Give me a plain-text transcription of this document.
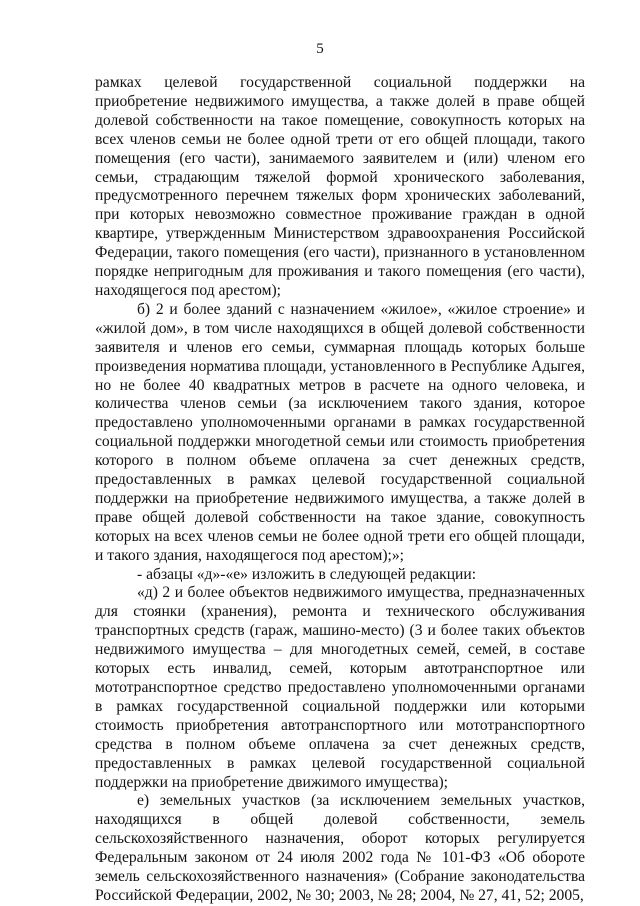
5

рамках целевой государственной социальной поддержки на приобретение недвижимого имущества, а также долей в праве общей долевой собственности на такое помещение, совокупность которых на всех членов семьи не более одной трети от его общей площади, такого помещения (его части), занимаемого заявителем и (или) членом его семьи, страдающим тяжелой формой хронического заболевания, предусмотренного перечнем тяжелых форм хронических заболеваний, при которых невозможно совместное проживание граждан в одной квартире, утвержденным Министерством здравоохранения Российской Федерации, такого помещения (его части), признанного в установленном порядке непригодным для проживания и такого помещения (его части), находящегося под арестом);

б) 2 и более зданий с назначением «жилое», «жилое строение» и «жилой дом», в том числе находящихся в общей долевой собственности заявителя и членов его семьи, суммарная площадь которых больше произведения норматива площади, установленного в Республике Адыгея, но не более 40 квадратных метров в расчете на одного человека, и количества членов семьи (за исключением такого здания, которое предоставлено уполномоченными органами в рамках государственной социальной поддержки многодетной семьи или стоимость приобретения которого в полном объеме оплачена за счет денежных средств, предоставленных в рамках целевой государственной социальной поддержки на приобретение недвижимого имущества, а также долей в праве общей долевой собственности на такое здание, совокупность которых на всех членов семьи не более одной трети его общей площади, и такого здания, находящегося под арестом);»;

- абзацы «д»-«е» изложить в следующей редакции:

«д) 2 и более объектов недвижимого имущества, предназначенных для стоянки (хранения), ремонта и технического обслуживания транспортных средств (гараж, машино-место) (3 и более таких объектов недвижимого имущества – для многодетных семей, семей, в составе которых есть инвалид, семей, которым автотранспортное или мототранспортное средство предоставлено уполномоченными органами в рамках государственной социальной поддержки или которыми стоимость приобретения автотранспортного или мототранспортного средства в полном объеме оплачена за счет денежных средств, предоставленных в рамках целевой государственной социальной поддержки на приобретение движимого имущества);

е) земельных участков (за исключением земельных участков, находящихся в общей долевой собственности, земель сельскохозяйственного назначения, оборот которых регулируется Федеральным законом от 24 июля 2002 года № 101-ФЗ «Об обороте земель сельскохозяйственного назначения» (Собрание законодательства Российской Федерации, 2002, № 30; 2003, № 28; 2004, № 27, 41, 52; 2005,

..........

Show the lines of the records that include the string "стоимость".

б) 2 и более зданий с назначением «жилое», «жилое строение» и «жилой дом», в том числе находящихся в общей долевой собственности заявителя и членов его семьи, суммарная площадь которых больше произведения норматива площади, установленного в Республике Адыгея, но не более 40 квадратных метров в расчете на одного человека, и количества членов семьи (за исключением такого здания, которое предоставлено уполномоченными органами в рамках государственной социальной поддержки многодетной семьи или стоимость приобретения которого в полном объеме оплачена за счет денежных средств, предоставленных в рамках целевой государственной социальной поддержки на приобретение недвижимого имущества, а также долей в праве общей долевой собственности на такое здание, совокупность которых на всех членов семьи не более одной трети его общей площади, и такого здания, находящегося под арестом);»;
«д) 2 и более объектов недвижимого имущества, предназначенных для стоянки (хранения), ремонта и технического обслуживания транспортных средств (гараж, машино-место) (3 и более таких объектов недвижимого имущества – для многодетных семей, семей, в составе которых есть инвалид, семей, которым автотранспортное или мототранспортное средство предоставлено уполномоченными органами в рамках государственной социальной поддержки или которыми стоимость приобретения автотранспортного или мототранспортного средства в полном объеме оплачена за счет денежных средств, предоставленных в рамках целевой государственной социальной поддержки на приобретение движимого имущества);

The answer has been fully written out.